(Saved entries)
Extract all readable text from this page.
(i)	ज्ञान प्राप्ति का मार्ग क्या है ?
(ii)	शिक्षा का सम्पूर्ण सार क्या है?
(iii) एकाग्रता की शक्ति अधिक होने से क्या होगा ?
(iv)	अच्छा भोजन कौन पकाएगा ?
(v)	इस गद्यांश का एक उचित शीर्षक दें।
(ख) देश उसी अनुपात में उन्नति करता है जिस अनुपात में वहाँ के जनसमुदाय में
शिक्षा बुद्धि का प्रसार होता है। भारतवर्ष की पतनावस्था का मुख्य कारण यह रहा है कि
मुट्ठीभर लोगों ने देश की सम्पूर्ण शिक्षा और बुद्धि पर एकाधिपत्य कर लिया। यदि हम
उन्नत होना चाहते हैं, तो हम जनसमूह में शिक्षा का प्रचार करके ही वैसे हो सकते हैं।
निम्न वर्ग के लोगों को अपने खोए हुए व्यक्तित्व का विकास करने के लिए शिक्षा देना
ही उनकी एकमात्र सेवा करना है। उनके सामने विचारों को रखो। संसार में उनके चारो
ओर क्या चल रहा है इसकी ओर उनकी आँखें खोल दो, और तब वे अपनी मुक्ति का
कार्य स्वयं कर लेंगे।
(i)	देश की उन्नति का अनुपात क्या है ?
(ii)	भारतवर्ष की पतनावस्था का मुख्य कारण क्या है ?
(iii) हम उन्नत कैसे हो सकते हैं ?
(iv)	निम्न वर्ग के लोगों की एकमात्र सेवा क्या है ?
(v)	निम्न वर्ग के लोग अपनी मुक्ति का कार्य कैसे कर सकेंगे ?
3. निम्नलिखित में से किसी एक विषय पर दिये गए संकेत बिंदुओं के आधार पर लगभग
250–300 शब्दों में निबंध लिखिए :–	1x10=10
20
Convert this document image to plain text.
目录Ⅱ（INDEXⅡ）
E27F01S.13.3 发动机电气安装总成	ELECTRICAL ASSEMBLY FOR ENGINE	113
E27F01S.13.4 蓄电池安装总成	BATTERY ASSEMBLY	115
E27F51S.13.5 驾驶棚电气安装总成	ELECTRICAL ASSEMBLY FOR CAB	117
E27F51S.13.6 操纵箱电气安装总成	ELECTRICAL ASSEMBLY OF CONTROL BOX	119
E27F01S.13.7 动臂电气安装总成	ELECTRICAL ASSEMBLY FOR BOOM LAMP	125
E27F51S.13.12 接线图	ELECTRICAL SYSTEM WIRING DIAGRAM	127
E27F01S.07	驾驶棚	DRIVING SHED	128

**Exercise details:** Every line of the listing that holds "ELECTRICAL" should be found and copied.

**Response below:**
E27F01S.13.3 发动机电气安装总成	ELECTRICAL ASSEMBLY FOR ENGINE	113
E27F51S.13.5 驾驶棚电气安装总成	ELECTRICAL ASSEMBLY FOR CAB	117
E27F51S.13.6 操纵箱电气安装总成	ELECTRICAL ASSEMBLY OF CONTROL BOX	119
E27F01S.13.7 动臂电气安装总成	ELECTRICAL ASSEMBLY FOR BOOM LAMP	125
E27F51S.13.12 接线图	ELECTRICAL SYSTEM WIRING DIAGRAM	127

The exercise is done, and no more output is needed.